==== PROVIDED DATA ====
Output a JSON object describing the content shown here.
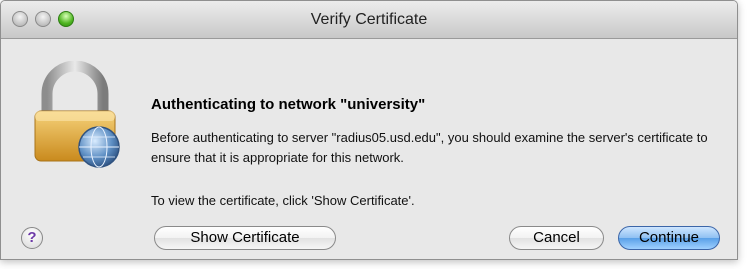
{
  "window": {
    "title": "Verify Certificate"
  },
  "dialog": {
    "icon": "lock-with-globe-icon",
    "heading": "Authenticating to network \"university\"",
    "message": "Before authenticating to server \"radius05.usd.edu\", you should examine the server's certificate to ensure that it is appropriate for this network.",
    "hint": "To view the certificate, click 'Show Certificate'."
  },
  "buttons": {
    "help_label": "?",
    "show_certificate": "Show Certificate",
    "cancel": "Cancel",
    "continue": "Continue"
  },
  "colors": {
    "default_button": "#5aa0e8",
    "help_glyph": "#6d3aa8",
    "lock_body": "#e0a83a"
  }
}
====
Tally the lines of the records holding the word "network", then give only the resulting number.

2